What you are asked to do:
Identify each line holding the string "inch" and copy it.

[START OF Source material]

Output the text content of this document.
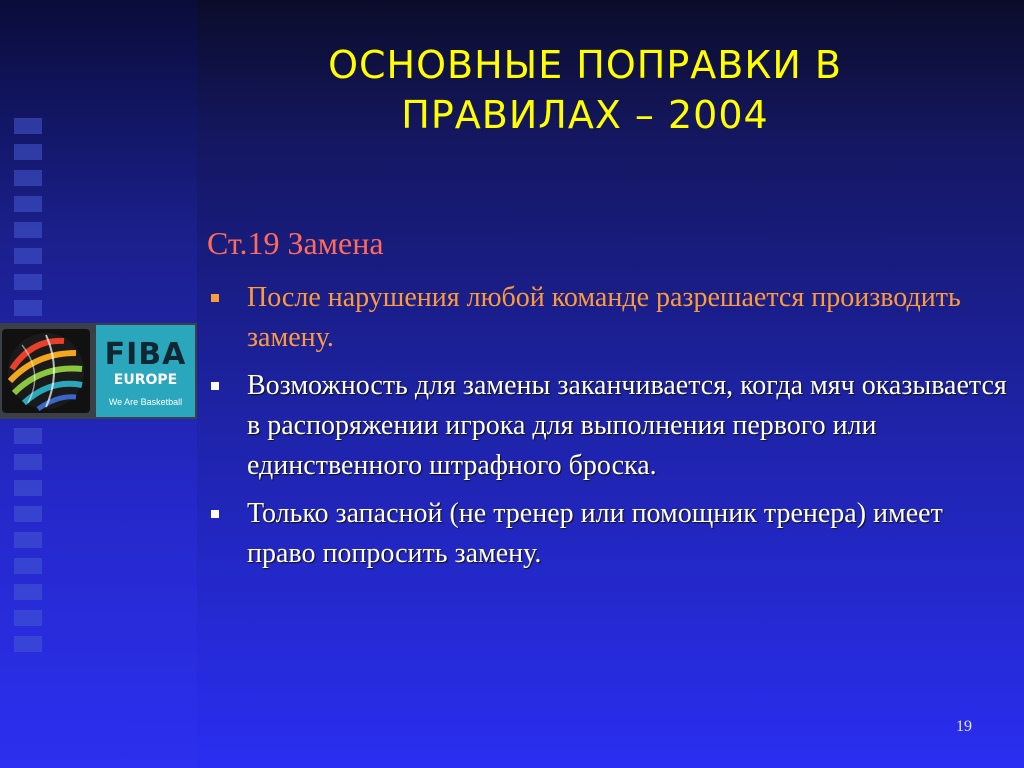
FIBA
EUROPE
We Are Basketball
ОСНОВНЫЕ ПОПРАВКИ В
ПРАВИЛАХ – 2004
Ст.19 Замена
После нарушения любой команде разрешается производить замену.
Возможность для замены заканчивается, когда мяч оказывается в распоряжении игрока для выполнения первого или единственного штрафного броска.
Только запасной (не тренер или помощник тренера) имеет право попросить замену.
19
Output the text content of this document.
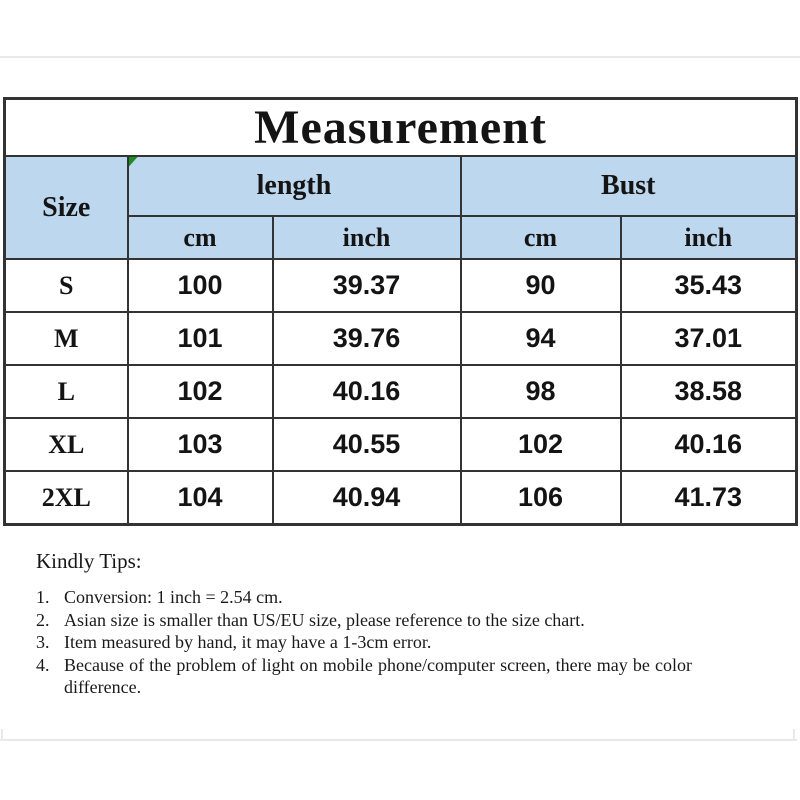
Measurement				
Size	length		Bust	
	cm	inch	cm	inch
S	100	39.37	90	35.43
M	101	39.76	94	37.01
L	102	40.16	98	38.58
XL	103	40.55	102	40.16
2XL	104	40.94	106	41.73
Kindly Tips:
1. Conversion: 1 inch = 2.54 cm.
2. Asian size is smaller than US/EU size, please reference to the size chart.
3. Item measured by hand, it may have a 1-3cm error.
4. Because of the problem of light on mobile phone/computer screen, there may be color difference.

[END OF Source material]
[START OF Source material]

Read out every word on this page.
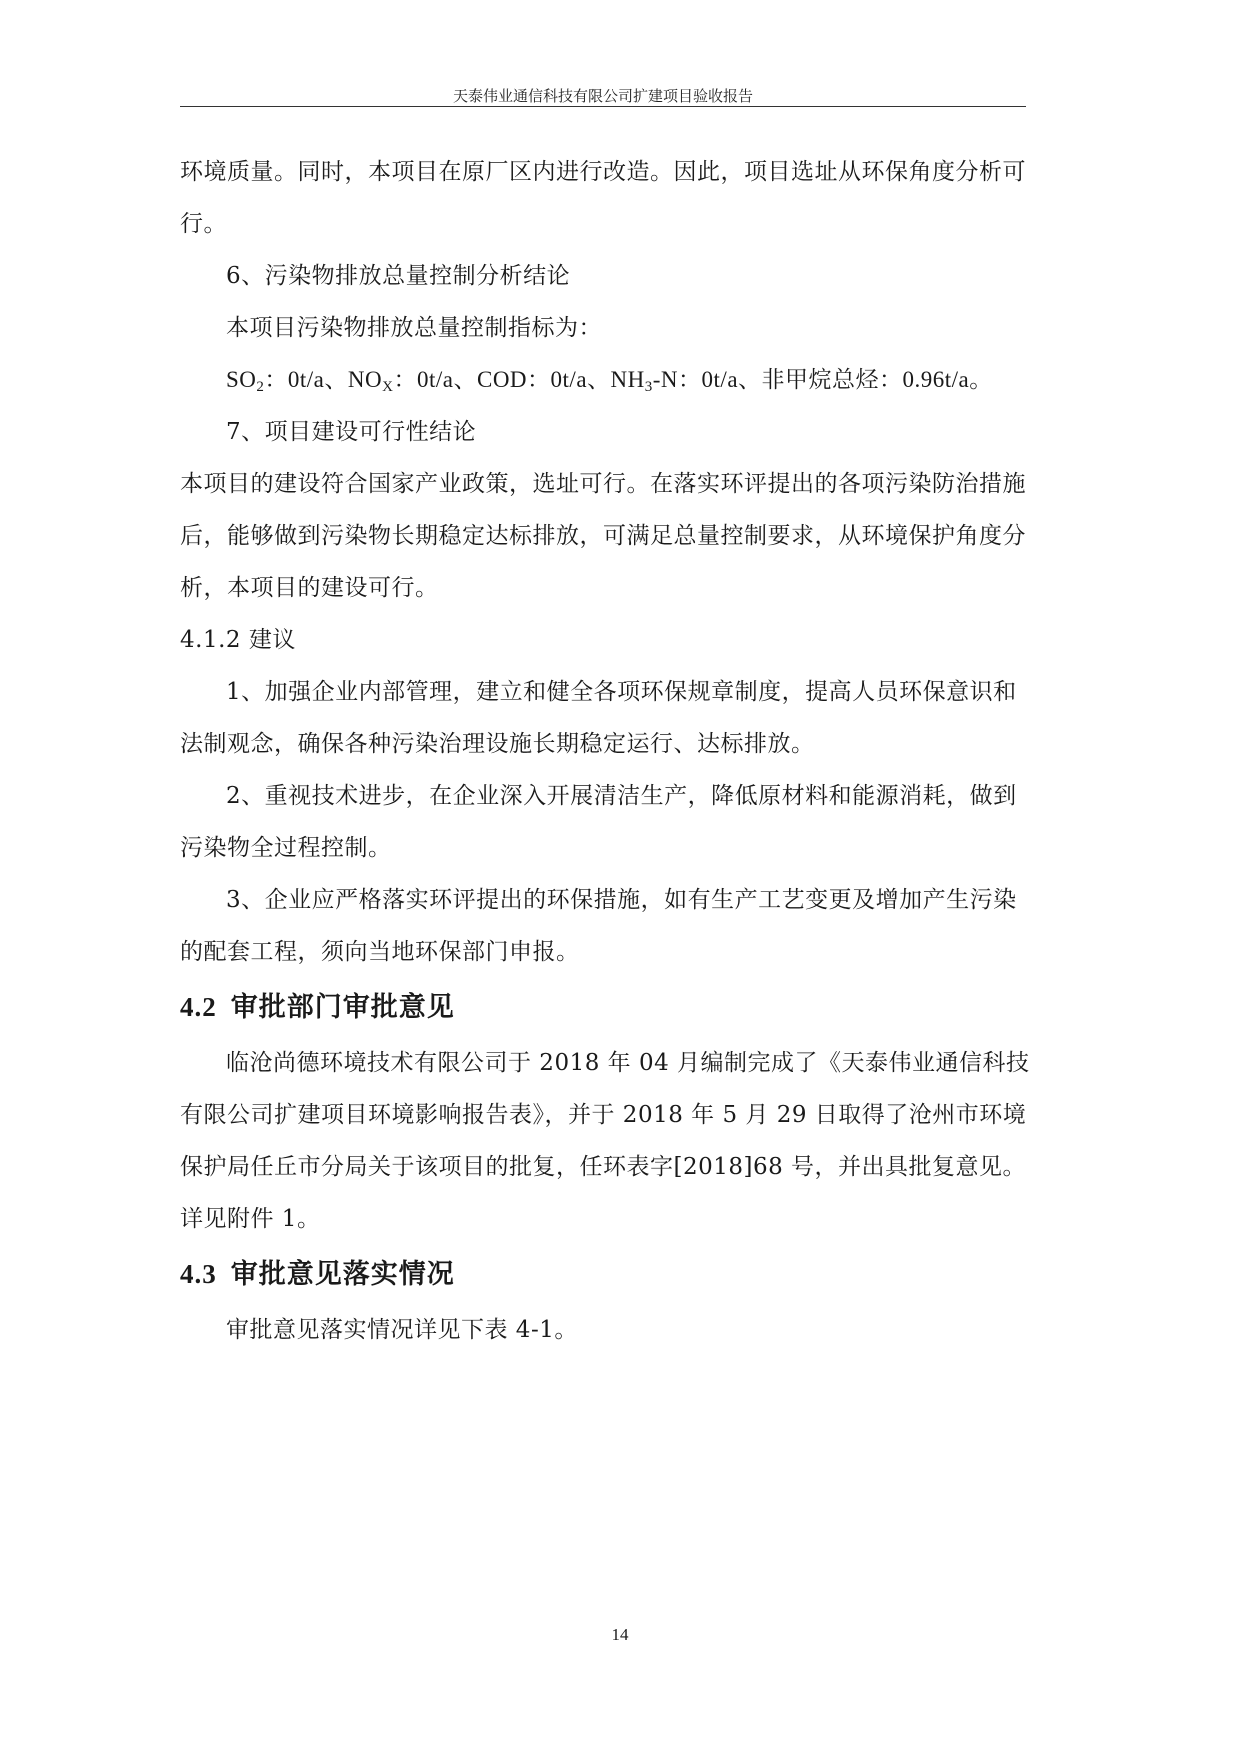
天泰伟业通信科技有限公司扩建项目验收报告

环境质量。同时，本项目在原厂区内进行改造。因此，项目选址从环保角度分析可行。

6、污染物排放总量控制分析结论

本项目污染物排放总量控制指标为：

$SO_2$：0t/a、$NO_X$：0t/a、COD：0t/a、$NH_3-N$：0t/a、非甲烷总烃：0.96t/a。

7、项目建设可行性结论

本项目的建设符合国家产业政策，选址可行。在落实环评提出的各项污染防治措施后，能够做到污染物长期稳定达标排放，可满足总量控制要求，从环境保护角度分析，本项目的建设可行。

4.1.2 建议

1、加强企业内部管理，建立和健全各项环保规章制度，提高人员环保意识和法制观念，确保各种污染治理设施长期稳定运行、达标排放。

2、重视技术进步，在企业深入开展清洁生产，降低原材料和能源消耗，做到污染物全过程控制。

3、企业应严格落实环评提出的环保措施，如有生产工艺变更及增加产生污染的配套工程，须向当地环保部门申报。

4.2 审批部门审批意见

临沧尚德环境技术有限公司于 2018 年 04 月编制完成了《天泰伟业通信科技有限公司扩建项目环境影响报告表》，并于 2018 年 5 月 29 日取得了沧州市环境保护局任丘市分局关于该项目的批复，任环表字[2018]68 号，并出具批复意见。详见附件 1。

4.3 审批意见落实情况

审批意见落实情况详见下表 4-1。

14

[END OF Source material]

The answer:
	cm	inch	cm	inch
1. Conversion: 1 inch = 2.54 cm.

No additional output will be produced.